### Supplied records:
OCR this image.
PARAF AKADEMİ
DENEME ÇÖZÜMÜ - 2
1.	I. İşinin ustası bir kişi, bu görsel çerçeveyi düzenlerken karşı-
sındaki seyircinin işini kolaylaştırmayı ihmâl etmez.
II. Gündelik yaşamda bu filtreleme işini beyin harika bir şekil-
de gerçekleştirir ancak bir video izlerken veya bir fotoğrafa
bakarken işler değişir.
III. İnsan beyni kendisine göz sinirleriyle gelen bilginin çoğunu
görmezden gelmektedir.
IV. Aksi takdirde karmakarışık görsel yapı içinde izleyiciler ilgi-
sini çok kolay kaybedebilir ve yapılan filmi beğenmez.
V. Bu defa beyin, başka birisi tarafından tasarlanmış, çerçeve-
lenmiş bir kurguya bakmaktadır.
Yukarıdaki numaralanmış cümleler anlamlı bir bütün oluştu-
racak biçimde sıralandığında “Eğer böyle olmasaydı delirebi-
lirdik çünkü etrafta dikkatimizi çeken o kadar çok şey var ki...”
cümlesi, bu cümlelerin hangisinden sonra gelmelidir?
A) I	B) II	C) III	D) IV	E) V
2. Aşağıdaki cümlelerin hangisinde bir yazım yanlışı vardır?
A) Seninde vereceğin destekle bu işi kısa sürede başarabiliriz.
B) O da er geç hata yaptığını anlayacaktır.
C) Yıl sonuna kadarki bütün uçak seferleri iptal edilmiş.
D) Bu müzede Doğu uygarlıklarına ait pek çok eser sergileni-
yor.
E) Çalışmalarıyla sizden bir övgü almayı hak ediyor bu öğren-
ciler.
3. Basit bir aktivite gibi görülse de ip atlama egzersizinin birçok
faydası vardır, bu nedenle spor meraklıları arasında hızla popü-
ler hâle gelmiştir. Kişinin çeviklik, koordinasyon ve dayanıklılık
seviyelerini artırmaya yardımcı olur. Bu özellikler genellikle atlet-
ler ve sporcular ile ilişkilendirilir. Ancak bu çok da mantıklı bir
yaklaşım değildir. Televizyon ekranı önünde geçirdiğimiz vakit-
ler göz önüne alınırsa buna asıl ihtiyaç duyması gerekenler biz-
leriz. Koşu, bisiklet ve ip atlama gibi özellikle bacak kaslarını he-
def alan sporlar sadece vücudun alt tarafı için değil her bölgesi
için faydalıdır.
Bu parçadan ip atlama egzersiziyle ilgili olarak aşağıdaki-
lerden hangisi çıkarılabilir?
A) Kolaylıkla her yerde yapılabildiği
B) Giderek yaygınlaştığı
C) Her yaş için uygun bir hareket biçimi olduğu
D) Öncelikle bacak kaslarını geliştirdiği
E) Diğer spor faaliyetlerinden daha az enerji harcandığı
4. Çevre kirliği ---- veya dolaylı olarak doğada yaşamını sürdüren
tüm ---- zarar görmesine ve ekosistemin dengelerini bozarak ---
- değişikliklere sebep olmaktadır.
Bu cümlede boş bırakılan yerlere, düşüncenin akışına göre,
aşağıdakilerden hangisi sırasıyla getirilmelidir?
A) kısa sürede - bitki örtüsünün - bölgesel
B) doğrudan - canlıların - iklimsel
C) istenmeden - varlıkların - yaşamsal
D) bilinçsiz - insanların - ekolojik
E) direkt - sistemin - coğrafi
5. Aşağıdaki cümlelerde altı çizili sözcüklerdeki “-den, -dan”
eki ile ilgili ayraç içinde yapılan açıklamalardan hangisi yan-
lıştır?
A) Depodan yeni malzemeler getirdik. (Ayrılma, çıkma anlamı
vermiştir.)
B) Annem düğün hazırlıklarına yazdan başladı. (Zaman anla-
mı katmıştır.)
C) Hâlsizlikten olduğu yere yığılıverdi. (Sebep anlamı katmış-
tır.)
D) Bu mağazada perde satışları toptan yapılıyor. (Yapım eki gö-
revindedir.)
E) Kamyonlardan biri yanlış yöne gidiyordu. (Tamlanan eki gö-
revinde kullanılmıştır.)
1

### Exercise aim:
Write out the entire listing exactly.

### Response:
OCR this image.
PARAF AKADEMİ
DENEME ÇÖZÜMÜ - 2
1.	I. İşinin ustası bir kişi, bu görsel çerçeveyi düzenlerken karşı-
sındaki seyircinin işini kolaylaştırmayı ihmâl etmez.
II. Gündelik yaşamda bu filtreleme işini beyin harika bir şekil-
de gerçekleştirir ancak bir video izlerken veya bir fotoğrafa
bakarken işler değişir.
III. İnsan beyni kendisine göz sinirleriyle gelen bilginin çoğunu
görmezden gelmektedir.
IV. Aksi takdirde karmakarışık görsel yapı içinde izleyiciler ilgi-
sini çok kolay kaybedebilir ve yapılan filmi beğenmez.
V. Bu defa beyin, başka birisi tarafından tasarlanmış, çerçeve-
lenmiş bir kurguya bakmaktadır.
Yukarıdaki numaralanmış cümleler anlamlı bir bütün oluştu-
racak biçimde sıralandığında “Eğer böyle olmasaydı delirebi-
lirdik çünkü etrafta dikkatimizi çeken o kadar çok şey var ki...”
cümlesi, bu cümlelerin hangisinden sonra gelmelidir?
A) I	B) II	C) III	D) IV	E) V
2. Aşağıdaki cümlelerin hangisinde bir yazım yanlışı vardır?
A) Seninde vereceğin destekle bu işi kısa sürede başarabiliriz.
B) O da er geç hata yaptığını anlayacaktır.
C) Yıl sonuna kadarki bütün uçak seferleri iptal edilmiş.
D) Bu müzede Doğu uygarlıklarına ait pek çok eser sergileni-
yor.
E) Çalışmalarıyla sizden bir övgü almayı hak ediyor bu öğren-
ciler.
3. Basit bir aktivite gibi görülse de ip atlama egzersizinin birçok
faydası vardır, bu nedenle spor meraklıları arasında hızla popü-
ler hâle gelmiştir. Kişinin çeviklik, koordinasyon ve dayanıklılık
seviyelerini artırmaya yardımcı olur. Bu özellikler genellikle atlet-
ler ve sporcular ile ilişkilendirilir. Ancak bu çok da mantıklı bir
yaklaşım değildir. Televizyon ekranı önünde geçirdiğimiz vakit-
ler göz önüne alınırsa buna asıl ihtiyaç duyması gerekenler biz-
leriz. Koşu, bisiklet ve ip atlama gibi özellikle bacak kaslarını he-
def alan sporlar sadece vücudun alt tarafı için değil her bölgesi
için faydalıdır.
Bu parçadan ip atlama egzersiziyle ilgili olarak aşağıdaki-
lerden hangisi çıkarılabilir?
A) Kolaylıkla her yerde yapılabildiği
B) Giderek yaygınlaştığı
C) Her yaş için uygun bir hareket biçimi olduğu
D) Öncelikle bacak kaslarını geliştirdiği
E) Diğer spor faaliyetlerinden daha az enerji harcandığı
4. Çevre kirliği ---- veya dolaylı olarak doğada yaşamını sürdüren
tüm ---- zarar görmesine ve ekosistemin dengelerini bozarak ---
- değişikliklere sebep olmaktadır.
Bu cümlede boş bırakılan yerlere, düşüncenin akışına göre,
aşağıdakilerden hangisi sırasıyla getirilmelidir?
A) kısa sürede - bitki örtüsünün - bölgesel
B) doğrudan - canlıların - iklimsel
C) istenmeden - varlıkların - yaşamsal
D) bilinçsiz - insanların - ekolojik
E) direkt - sistemin - coğrafi
5. Aşağıdaki cümlelerde altı çizili sözcüklerdeki “-den, -dan”
eki ile ilgili ayraç içinde yapılan açıklamalardan hangisi yan-
lıştır?
A) Depodan yeni malzemeler getirdik. (Ayrılma, çıkma anlamı
vermiştir.)
B) Annem düğün hazırlıklarına yazdan başladı. (Zaman anla-
mı katmıştır.)
C) Hâlsizlikten olduğu yere yığılıverdi. (Sebep anlamı katmış-
tır.)
D) Bu mağazada perde satışları toptan yapılıyor. (Yapım eki gö-
revindedir.)
E) Kamyonlardan biri yanlış yöne gidiyordu. (Tamlanan eki gö-
revinde kullanılmıştır.)
1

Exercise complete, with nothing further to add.